═══ ENTRIES
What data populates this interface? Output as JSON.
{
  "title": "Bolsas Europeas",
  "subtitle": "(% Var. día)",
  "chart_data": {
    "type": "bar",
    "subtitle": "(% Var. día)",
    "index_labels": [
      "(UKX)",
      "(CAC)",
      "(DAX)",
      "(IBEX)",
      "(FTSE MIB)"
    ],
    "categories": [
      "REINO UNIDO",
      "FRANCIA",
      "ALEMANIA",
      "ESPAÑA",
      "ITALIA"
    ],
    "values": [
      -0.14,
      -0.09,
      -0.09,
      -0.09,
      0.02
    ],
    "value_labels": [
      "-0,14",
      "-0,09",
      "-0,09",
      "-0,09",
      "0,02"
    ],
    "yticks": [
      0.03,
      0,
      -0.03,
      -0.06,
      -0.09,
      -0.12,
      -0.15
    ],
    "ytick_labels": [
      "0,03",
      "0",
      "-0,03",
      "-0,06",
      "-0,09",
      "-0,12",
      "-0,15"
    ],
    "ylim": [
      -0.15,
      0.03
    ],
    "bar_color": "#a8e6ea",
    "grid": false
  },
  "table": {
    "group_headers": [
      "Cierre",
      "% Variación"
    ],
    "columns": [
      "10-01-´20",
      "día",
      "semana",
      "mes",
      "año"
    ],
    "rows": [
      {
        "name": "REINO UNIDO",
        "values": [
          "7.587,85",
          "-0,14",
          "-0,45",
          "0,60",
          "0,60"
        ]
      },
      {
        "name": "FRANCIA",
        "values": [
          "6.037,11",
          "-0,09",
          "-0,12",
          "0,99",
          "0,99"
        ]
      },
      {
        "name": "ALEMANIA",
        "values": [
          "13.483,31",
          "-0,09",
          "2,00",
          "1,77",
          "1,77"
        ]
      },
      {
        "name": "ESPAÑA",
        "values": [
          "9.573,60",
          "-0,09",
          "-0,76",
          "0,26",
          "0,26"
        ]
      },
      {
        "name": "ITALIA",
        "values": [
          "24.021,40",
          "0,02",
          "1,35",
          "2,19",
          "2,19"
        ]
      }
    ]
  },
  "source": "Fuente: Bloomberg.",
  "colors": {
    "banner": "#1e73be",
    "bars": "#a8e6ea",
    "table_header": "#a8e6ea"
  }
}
══════
> _THE REQUEST_: Each record above should be repeated exactly as it appears.

> _ANSWER_:
What data populates this interface? Output as JSON.
{
  "title": "Bolsas Europeas",
  "subtitle": "(% Var. día)",
  "chart_data": {
    "type": "bar",
    "subtitle": "(% Var. día)",
    "index_labels": [
      "(UKX)",
      "(CAC)",
      "(DAX)",
      "(IBEX)",
      "(FTSE MIB)"
    ],
    "categories": [
      "REINO UNIDO",
      "FRANCIA",
      "ALEMANIA",
      "ESPAÑA",
      "ITALIA"
    ],
    "values": [
      -0.14,
      -0.09,
      -0.09,
      -0.09,
      0.02
    ],
    "value_labels": [
      "-0,14",
      "-0,09",
      "-0,09",
      "-0,09",
      "0,02"
    ],
    "yticks": [
      0.03,
      0,
      -0.03,
      -0.06,
      -0.09,
      -0.12,
      -0.15
    ],
    "ytick_labels": [
      "0,03",
      "0",
      "-0,03",
      "-0,06",
      "-0,09",
      "-0,12",
      "-0,15"
    ],
    "ylim": [
      -0.15,
      0.03
    ],
    "bar_color": "#a8e6ea",
    "grid": false
  },
  "table": {
    "group_headers": [
      "Cierre",
      "% Variación"
    ],
    "columns": [
      "10-01-´20",
      "día",
      "semana",
      "mes",
      "año"
    ],
    "rows": [
      {
        "name": "REINO UNIDO",
        "values": [
          "7.587,85",
          "-0,14",
          "-0,45",
          "0,60",
          "0,60"
        ]
      },
      {
        "name": "FRANCIA",
        "values": [
          "6.037,11",
          "-0,09",
          "-0,12",
          "0,99",
          "0,99"
        ]
      },
      {
        "name": "ALEMANIA",
        "values": [
          "13.483,31",
          "-0,09",
          "2,00",
          "1,77",
          "1,77"
        ]
      },
      {
        "name": "ESPAÑA",
        "values": [
          "9.573,60",
          "-0,09",
          "-0,76",
          "0,26",
          "0,26"
        ]
      },
      {
        "name": "ITALIA",
        "values": [
          "24.021,40",
          "0,02",
          "1,35",
          "2,19",
          "2,19"
        ]
      }
    ]
  },
  "source": "Fuente: Bloomberg.",
  "colors": {
    "banner": "#1e73be",
    "bars": "#a8e6ea",
    "table_header": "#a8e6ea"
  }
}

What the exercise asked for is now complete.